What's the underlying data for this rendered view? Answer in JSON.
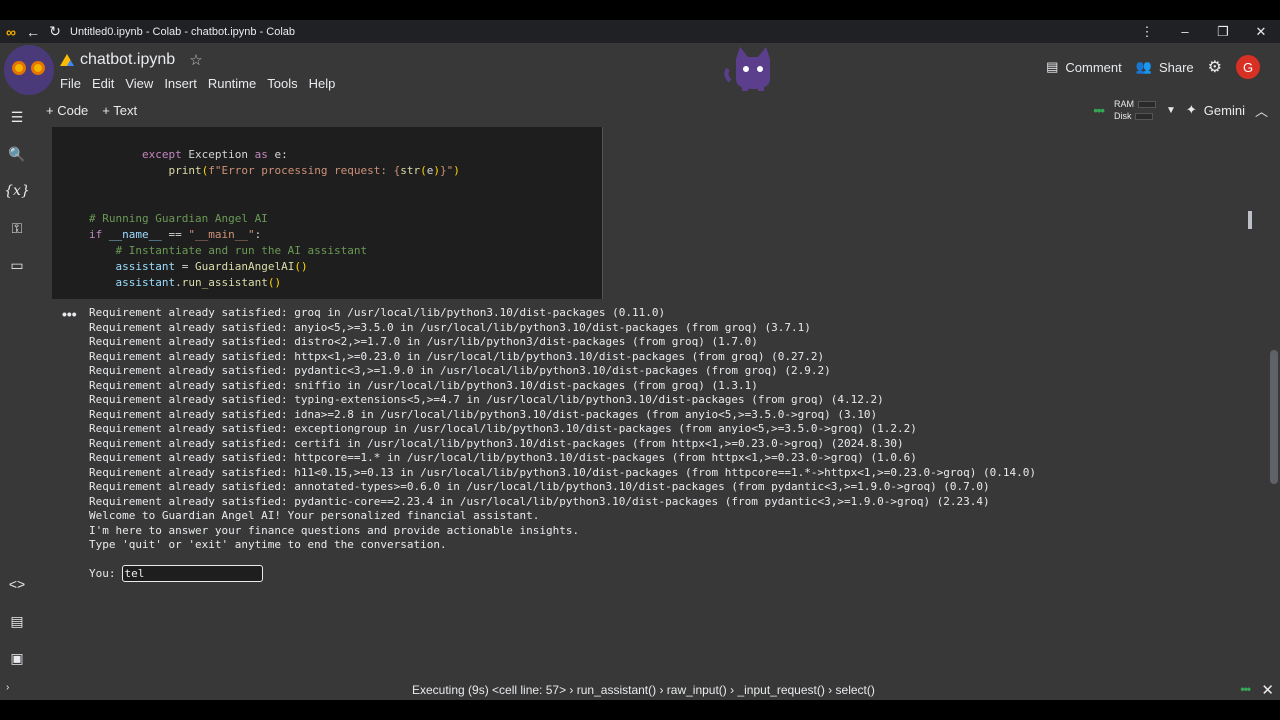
{
  "browser": {
    "title": "Untitled0.ipynb - Colab - chatbot.ipynb - Colab"
  },
  "notebook": {
    "name": "chatbot.ipynb"
  },
  "menu": [
    "File",
    "Edit",
    "View",
    "Insert",
    "Runtime",
    "Tools",
    "Help"
  ],
  "header": {
    "comment": "Comment",
    "share": "Share",
    "avatar": "G"
  },
  "toolbar": {
    "code": "+ Code",
    "text": "+ Text",
    "ram": "RAM",
    "disk": "Disk",
    "gemini": "Gemini"
  },
  "code_lines": [
    "        except Exception as e:",
    "            print(f\"Error processing request: {str(e)}\")",
    "",
    "",
    "# Running Guardian Angel AI",
    "if __name__ == \"__main__\":",
    "    # Instantiate and run the AI assistant",
    "    assistant = GuardianAngelAI()",
    "    assistant.run_assistant()"
  ],
  "output_lines": [
    "Requirement already satisfied: groq in /usr/local/lib/python3.10/dist-packages (0.11.0)",
    "Requirement already satisfied: anyio<5,>=3.5.0 in /usr/local/lib/python3.10/dist-packages (from groq) (3.7.1)",
    "Requirement already satisfied: distro<2,>=1.7.0 in /usr/lib/python3/dist-packages (from groq) (1.7.0)",
    "Requirement already satisfied: httpx<1,>=0.23.0 in /usr/local/lib/python3.10/dist-packages (from groq) (0.27.2)",
    "Requirement already satisfied: pydantic<3,>=1.9.0 in /usr/local/lib/python3.10/dist-packages (from groq) (2.9.2)",
    "Requirement already satisfied: sniffio in /usr/local/lib/python3.10/dist-packages (from groq) (1.3.1)",
    "Requirement already satisfied: typing-extensions<5,>=4.7 in /usr/local/lib/python3.10/dist-packages (from groq) (4.12.2)",
    "Requirement already satisfied: idna>=2.8 in /usr/local/lib/python3.10/dist-packages (from anyio<5,>=3.5.0->groq) (3.10)",
    "Requirement already satisfied: exceptiongroup in /usr/local/lib/python3.10/dist-packages (from anyio<5,>=3.5.0->groq) (1.2.2)",
    "Requirement already satisfied: certifi in /usr/local/lib/python3.10/dist-packages (from httpx<1,>=0.23.0->groq) (2024.8.30)",
    "Requirement already satisfied: httpcore==1.* in /usr/local/lib/python3.10/dist-packages (from httpx<1,>=0.23.0->groq) (1.0.6)",
    "Requirement already satisfied: h11<0.15,>=0.13 in /usr/local/lib/python3.10/dist-packages (from httpcore==1.*->httpx<1,>=0.23.0->groq) (0.14.0)",
    "Requirement already satisfied: annotated-types>=0.6.0 in /usr/local/lib/python3.10/dist-packages (from pydantic<3,>=1.9.0->groq) (0.7.0)",
    "Requirement already satisfied: pydantic-core==2.23.4 in /usr/local/lib/python3.10/dist-packages (from pydantic<3,>=1.9.0->groq) (2.23.4)",
    "Welcome to Guardian Angel AI! Your personalized financial assistant.",
    "I'm here to answer your finance questions and provide actionable insights.",
    "Type 'quit' or 'exit' anytime to end the conversation."
  ],
  "prompt": {
    "label": "You:",
    "value": "tel"
  },
  "status": "Executing (9s)   <cell line: 57> › run_assistant() › raw_input() › _input_request() › select()"
}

——————

● Requirements
Only the number is wanted: how many lines of the material above include the word "httpx"?

● Written response
4